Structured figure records
BEGIN
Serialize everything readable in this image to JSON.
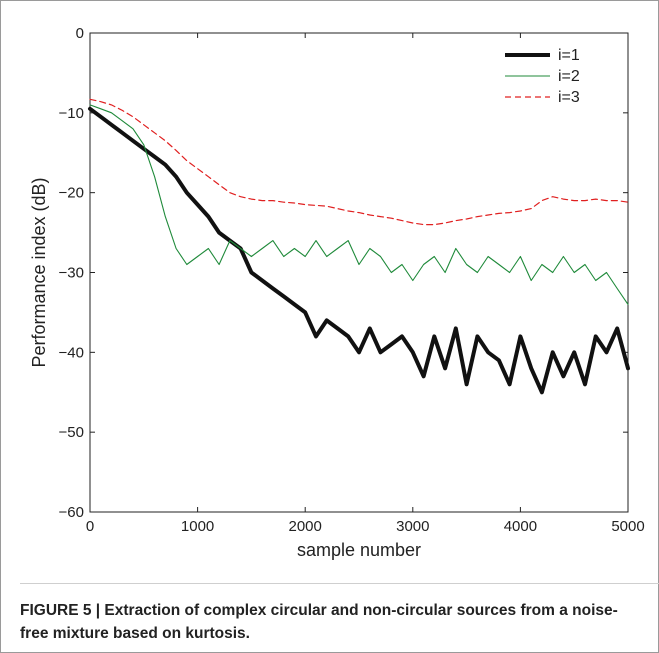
{
  "chart_data": {
    "type": "line",
    "title": "",
    "xlabel": "sample number",
    "ylabel": "Performance index (dB)",
    "xlim": [
      0,
      5000
    ],
    "ylim": [
      -60,
      0
    ],
    "xticks": [
      "0",
      "1000",
      "2000",
      "3000",
      "4000",
      "5000"
    ],
    "yticks": [
      "0",
      "−10",
      "−20",
      "−30",
      "−40",
      "−50",
      "−60"
    ],
    "legend_position": "top-right",
    "grid": false,
    "series": [
      {
        "name": "i=1",
        "color": "#111111",
        "style": "solid-thick",
        "x": [
          0,
          100,
          200,
          300,
          400,
          500,
          600,
          700,
          800,
          900,
          1000,
          1100,
          1200,
          1300,
          1400,
          1500,
          1600,
          1700,
          1800,
          1900,
          2000,
          2100,
          2200,
          2300,
          2400,
          2500,
          2600,
          2700,
          2800,
          2900,
          3000,
          3100,
          3200,
          3300,
          3400,
          3500,
          3600,
          3700,
          3800,
          3900,
          4000,
          4100,
          4200,
          4300,
          4400,
          4500,
          4600,
          4700,
          4800,
          4900,
          5000
        ],
        "values": [
          -9.5,
          -10.5,
          -11.5,
          -12.5,
          -13.5,
          -14.5,
          -15.5,
          -16.5,
          -18,
          -20,
          -21.5,
          -23,
          -25,
          -26,
          -27,
          -30,
          -31,
          -32,
          -33,
          -34,
          -35,
          -38,
          -36,
          -37,
          -38,
          -40,
          -37,
          -40,
          -39,
          -38,
          -40,
          -43,
          -38,
          -42,
          -37,
          -44,
          -38,
          -40,
          -41,
          -44,
          -38,
          -42,
          -45,
          -40,
          -43,
          -40,
          -44,
          -38,
          -40,
          -37,
          -42
        ]
      },
      {
        "name": "i=2",
        "color": "#1f8a3a",
        "style": "solid-thin",
        "x": [
          0,
          100,
          200,
          300,
          400,
          500,
          600,
          700,
          800,
          900,
          1000,
          1100,
          1200,
          1300,
          1400,
          1500,
          1600,
          1700,
          1800,
          1900,
          2000,
          2100,
          2200,
          2300,
          2400,
          2500,
          2600,
          2700,
          2800,
          2900,
          3000,
          3100,
          3200,
          3300,
          3400,
          3500,
          3600,
          3700,
          3800,
          3900,
          4000,
          4100,
          4200,
          4300,
          4400,
          4500,
          4600,
          4700,
          4800,
          4900,
          5000
        ],
        "values": [
          -9,
          -9.5,
          -10,
          -11,
          -12,
          -14,
          -18,
          -23,
          -27,
          -29,
          -28,
          -27,
          -29,
          -26,
          -27,
          -28,
          -27,
          -26,
          -28,
          -27,
          -28,
          -26,
          -28,
          -27,
          -26,
          -29,
          -27,
          -28,
          -30,
          -29,
          -31,
          -29,
          -28,
          -30,
          -27,
          -29,
          -30,
          -28,
          -29,
          -30,
          -28,
          -31,
          -29,
          -30,
          -28,
          -30,
          -29,
          -31,
          -30,
          -32,
          -34
        ]
      },
      {
        "name": "i=3",
        "color": "#e02020",
        "style": "dashed",
        "x": [
          0,
          100,
          200,
          300,
          400,
          500,
          600,
          700,
          800,
          900,
          1000,
          1100,
          1200,
          1300,
          1400,
          1500,
          1600,
          1700,
          1800,
          1900,
          2000,
          2100,
          2200,
          2300,
          2400,
          2500,
          2600,
          2700,
          2800,
          2900,
          3000,
          3100,
          3200,
          3300,
          3400,
          3500,
          3600,
          3700,
          3800,
          3900,
          4000,
          4100,
          4200,
          4300,
          4400,
          4500,
          4600,
          4700,
          4800,
          4900,
          5000
        ],
        "values": [
          -8.3,
          -8.6,
          -9,
          -9.7,
          -10.5,
          -11.5,
          -12.5,
          -13.5,
          -14.7,
          -16,
          -17,
          -18,
          -19,
          -20,
          -20.5,
          -20.8,
          -21,
          -21,
          -21.2,
          -21.3,
          -21.5,
          -21.6,
          -21.7,
          -22,
          -22.3,
          -22.5,
          -22.8,
          -23,
          -23.2,
          -23.5,
          -23.8,
          -24,
          -24,
          -23.8,
          -23.5,
          -23.3,
          -23,
          -22.8,
          -22.6,
          -22.5,
          -22.3,
          -22,
          -21,
          -20.5,
          -20.8,
          -21,
          -21,
          -20.8,
          -21,
          -21,
          -21.2
        ]
      }
    ]
  },
  "caption": {
    "text": "FIGURE 5 | Extraction of complex circular and non-circular sources from a noise-free mixture based on kurtosis."
  }
}
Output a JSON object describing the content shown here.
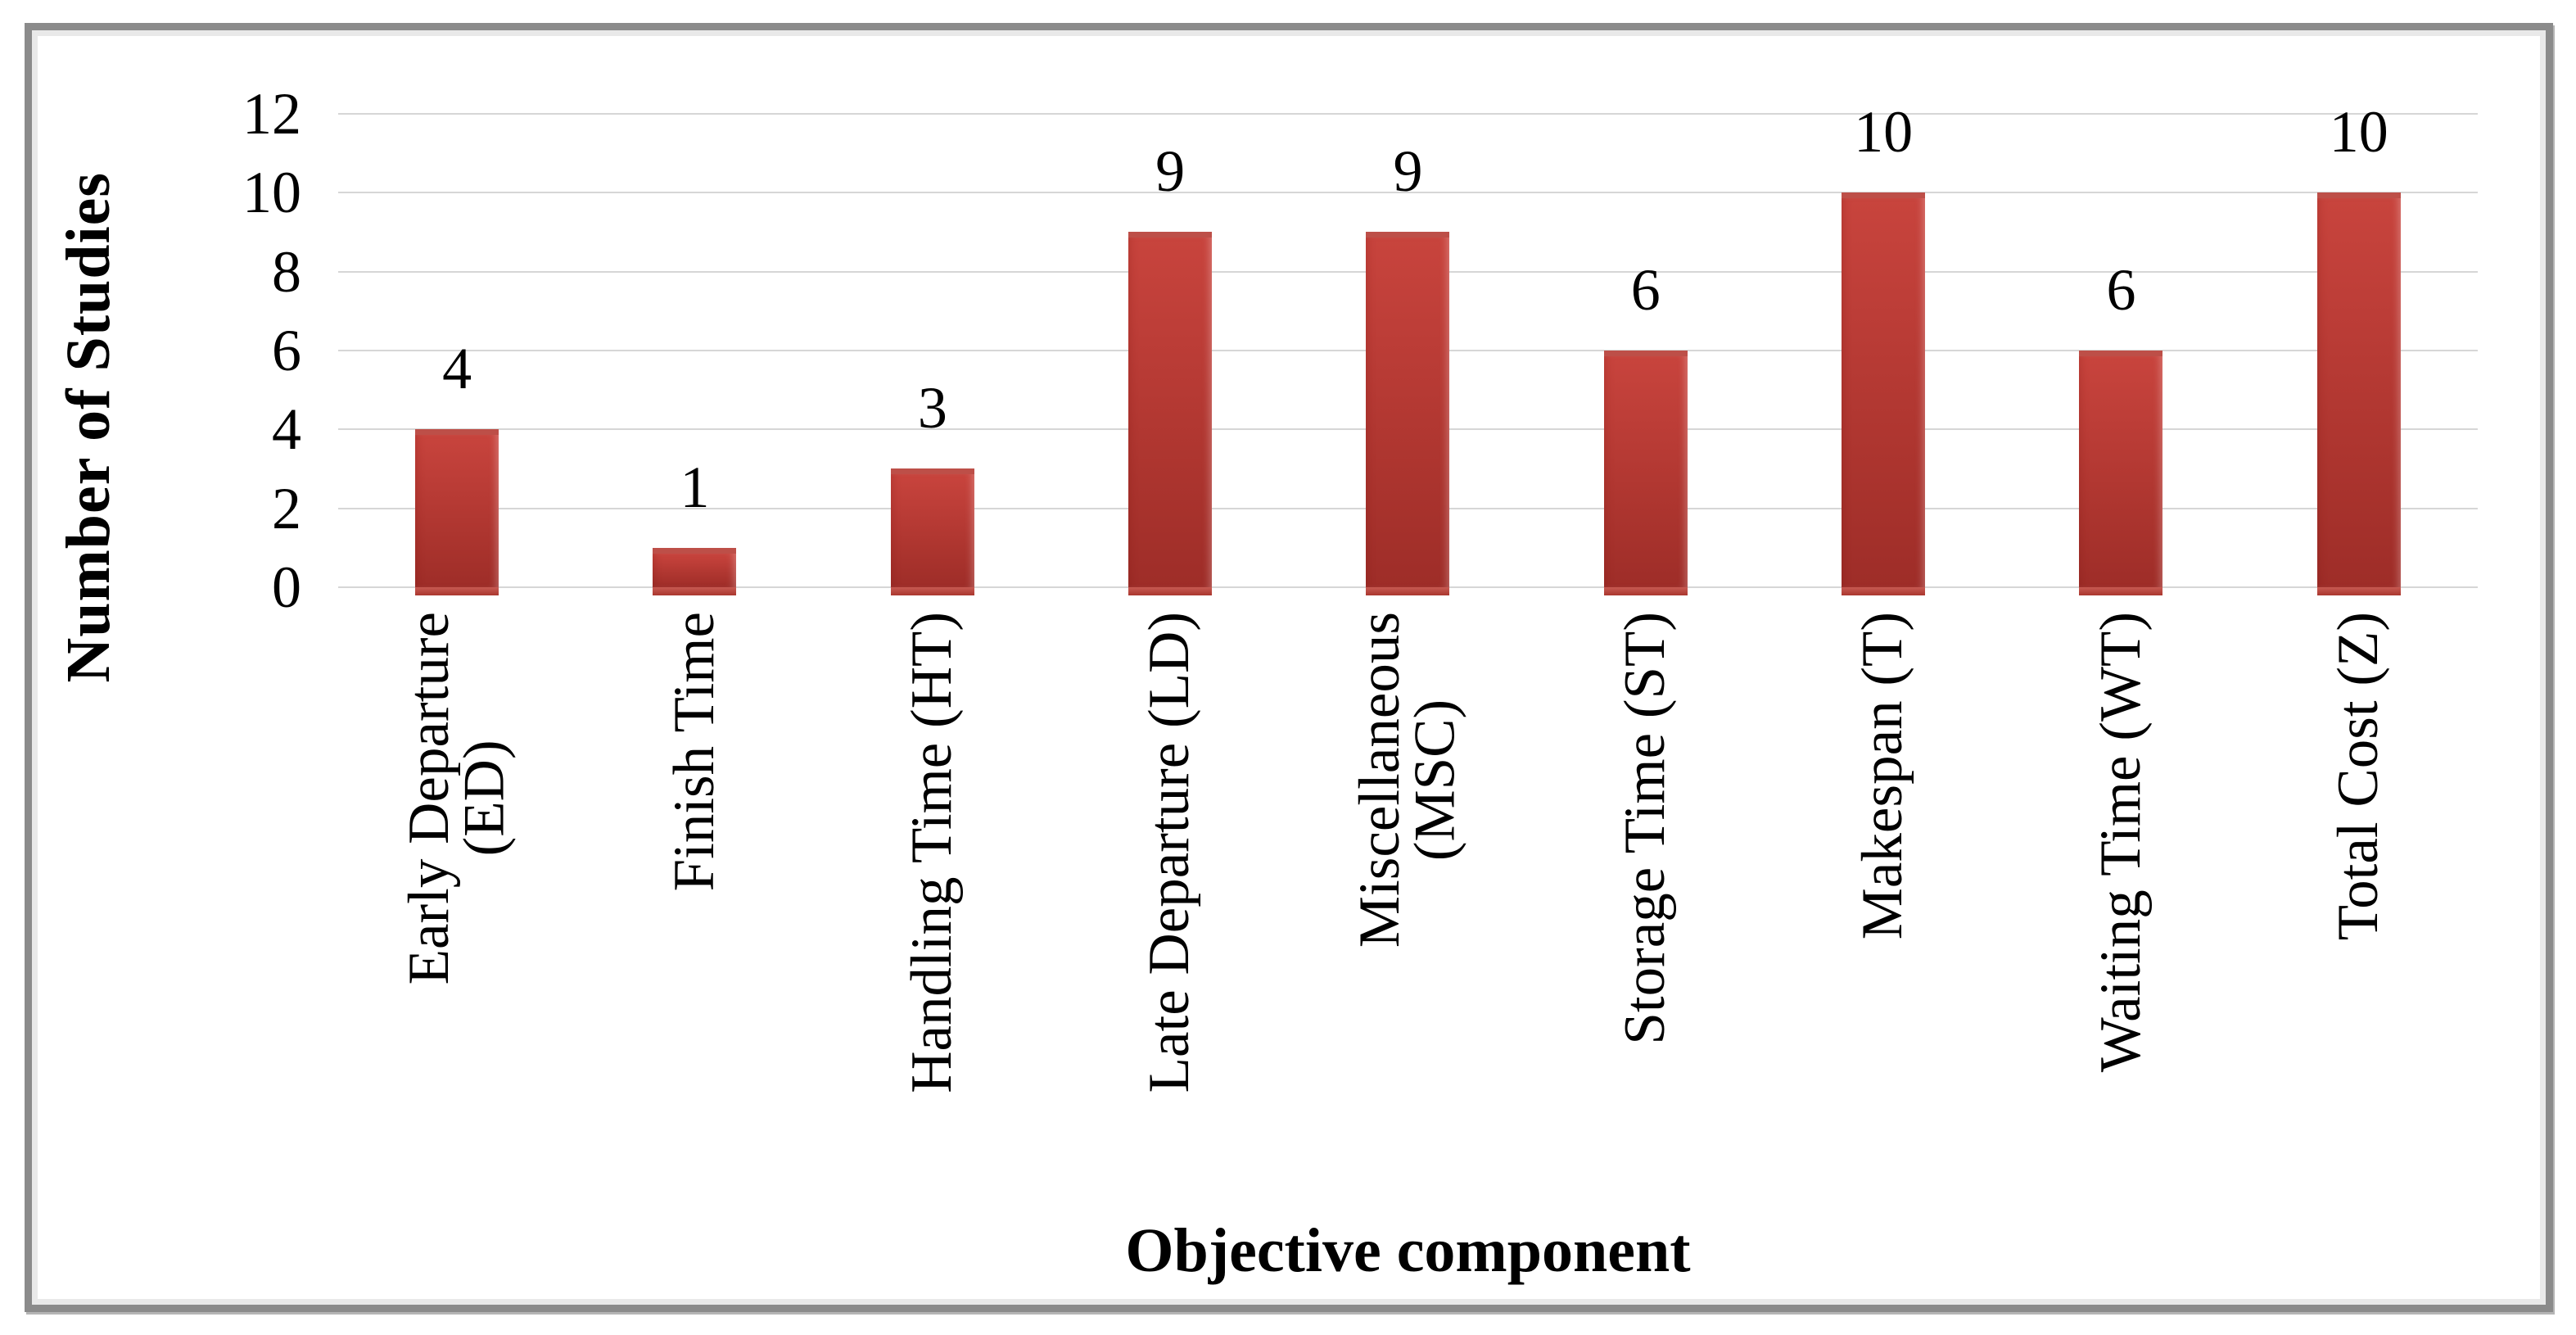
{
  "chart_data": {
    "type": "bar",
    "title": "",
    "xlabel": "Objective component",
    "ylabel": "Number of Studies",
    "categories": [
      "Early Departure\n(ED)",
      "Finish Time",
      "Handling Time (HT)",
      "Late Departure (LD)",
      "Miscellaneous\n(MSC)",
      "Storage Time (ST)",
      "Makespan (T)",
      "Waiting Time (WT)",
      "Total Cost (Z)"
    ],
    "values": [
      4,
      1,
      3,
      9,
      9,
      6,
      10,
      6,
      10
    ],
    "data_labels": [
      "4",
      "1",
      "3",
      "9",
      "9",
      "6",
      "10",
      "6",
      "10"
    ],
    "ylim": [
      0,
      12
    ],
    "yticks": [
      0,
      2,
      4,
      6,
      8,
      10,
      12
    ],
    "grid": "horizontal",
    "legend": "none",
    "bar_color_top": "#c8443d",
    "bar_color_bottom": "#9e2d28",
    "gridline_color": "#d6d6d6",
    "frame_border_color": "#8b8b8b"
  }
}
END
Repeat the material above in full and unchanged, minus its images.

Written answer:
Serialize everything readable in this image to JSON.
{
  "chart_data": {
    "type": "line",
    "title": "",
    "xlabel": "sample number",
    "ylabel": "Performance index (dB)",
    "xlim": [
      0,
      5000
    ],
    "ylim": [
      -60,
      0
    ],
    "xticks": [
      "0",
      "1000",
      "2000",
      "3000",
      "4000",
      "5000"
    ],
    "yticks": [
      "0",
      "−10",
      "−20",
      "−30",
      "−40",
      "−50",
      "−60"
    ],
    "legend_position": "top-right",
    "grid": false,
    "series": [
      {
        "name": "i=1",
        "color": "#111111",
        "style": "solid-thick",
        "x": [
          0,
          100,
          200,
          300,
          400,
          500,
          600,
          700,
          800,
          900,
          1000,
          1100,
          1200,
          1300,
          1400,
          1500,
          1600,
          1700,
          1800,
          1900,
          2000,
          2100,
          2200,
          2300,
          2400,
          2500,
          2600,
          2700,
          2800,
          2900,
          3000,
          3100,
          3200,
          3300,
          3400,
          3500,
          3600,
          3700,
          3800,
          3900,
          4000,
          4100,
          4200,
          4300,
          4400,
          4500,
          4600,
          4700,
          4800,
          4900,
          5000
        ],
        "values": [
          -9.5,
          -10.5,
          -11.5,
          -12.5,
          -13.5,
          -14.5,
          -15.5,
          -16.5,
          -18,
          -20,
          -21.5,
          -23,
          -25,
          -26,
          -27,
          -30,
          -31,
          -32,
          -33,
          -34,
          -35,
          -38,
          -36,
          -37,
          -38,
          -40,
          -37,
          -40,
          -39,
          -38,
          -40,
          -43,
          -38,
          -42,
          -37,
          -44,
          -38,
          -40,
          -41,
          -44,
          -38,
          -42,
          -45,
          -40,
          -43,
          -40,
          -44,
          -38,
          -40,
          -37,
          -42
        ]
      },
      {
        "name": "i=2",
        "color": "#1f8a3a",
        "style": "solid-thin",
        "x": [
          0,
          100,
          200,
          300,
          400,
          500,
          600,
          700,
          800,
          900,
          1000,
          1100,
          1200,
          1300,
          1400,
          1500,
          1600,
          1700,
          1800,
          1900,
          2000,
          2100,
          2200,
          2300,
          2400,
          2500,
          2600,
          2700,
          2800,
          2900,
          3000,
          3100,
          3200,
          3300,
          3400,
          3500,
          3600,
          3700,
          3800,
          3900,
          4000,
          4100,
          4200,
          4300,
          4400,
          4500,
          4600,
          4700,
          4800,
          4900,
          5000
        ],
        "values": [
          -9,
          -9.5,
          -10,
          -11,
          -12,
          -14,
          -18,
          -23,
          -27,
          -29,
          -28,
          -27,
          -29,
          -26,
          -27,
          -28,
          -27,
          -26,
          -28,
          -27,
          -28,
          -26,
          -28,
          -27,
          -26,
          -29,
          -27,
          -28,
          -30,
          -29,
          -31,
          -29,
          -28,
          -30,
          -27,
          -29,
          -30,
          -28,
          -29,
          -30,
          -28,
          -31,
          -29,
          -30,
          -28,
          -30,
          -29,
          -31,
          -30,
          -32,
          -34
        ]
      },
      {
        "name": "i=3",
        "color": "#e02020",
        "style": "dashed",
        "x": [
          0,
          100,
          200,
          300,
          400,
          500,
          600,
          700,
          800,
          900,
          1000,
          1100,
          1200,
          1300,
          1400,
          1500,
          1600,
          1700,
          1800,
          1900,
          2000,
          2100,
          2200,
          2300,
          2400,
          2500,
          2600,
          2700,
          2800,
          2900,
          3000,
          3100,
          3200,
          3300,
          3400,
          3500,
          3600,
          3700,
          3800,
          3900,
          4000,
          4100,
          4200,
          4300,
          4400,
          4500,
          4600,
          4700,
          4800,
          4900,
          5000
        ],
        "values": [
          -8.3,
          -8.6,
          -9,
          -9.7,
          -10.5,
          -11.5,
          -12.5,
          -13.5,
          -14.7,
          -16,
          -17,
          -18,
          -19,
          -20,
          -20.5,
          -20.8,
          -21,
          -21,
          -21.2,
          -21.3,
          -21.5,
          -21.6,
          -21.7,
          -22,
          -22.3,
          -22.5,
          -22.8,
          -23,
          -23.2,
          -23.5,
          -23.8,
          -24,
          -24,
          -23.8,
          -23.5,
          -23.3,
          -23,
          -22.8,
          -22.6,
          -22.5,
          -22.3,
          -22,
          -21,
          -20.5,
          -20.8,
          -21,
          -21,
          -20.8,
          -21,
          -21,
          -21.2
        ]
      }
    ]
  },
  "caption": {
    "text": "FIGURE 5 | Extraction of complex circular and non-circular sources from a noise-free mixture based on kurtosis."
  }
}
Output a JSON object describing the content shown here.
{
  "chart_data": {
    "type": "bar",
    "title": "",
    "xlabel": "Objective component",
    "ylabel": "Number of Studies",
    "categories": [
      "Early Departure\n(ED)",
      "Finish Time",
      "Handling Time (HT)",
      "Late Departure (LD)",
      "Miscellaneous\n(MSC)",
      "Storage Time (ST)",
      "Makespan (T)",
      "Waiting Time (WT)",
      "Total Cost (Z)"
    ],
    "values": [
      4,
      1,
      3,
      9,
      9,
      6,
      10,
      6,
      10
    ],
    "data_labels": [
      "4",
      "1",
      "3",
      "9",
      "9",
      "6",
      "10",
      "6",
      "10"
    ],
    "ylim": [
      0,
      12
    ],
    "yticks": [
      0,
      2,
      4,
      6,
      8,
      10,
      12
    ],
    "grid": "horizontal",
    "legend": "none",
    "bar_color_top": "#c8443d",
    "bar_color_bottom": "#9e2d28",
    "gridline_color": "#d6d6d6",
    "frame_border_color": "#8b8b8b"
  }
}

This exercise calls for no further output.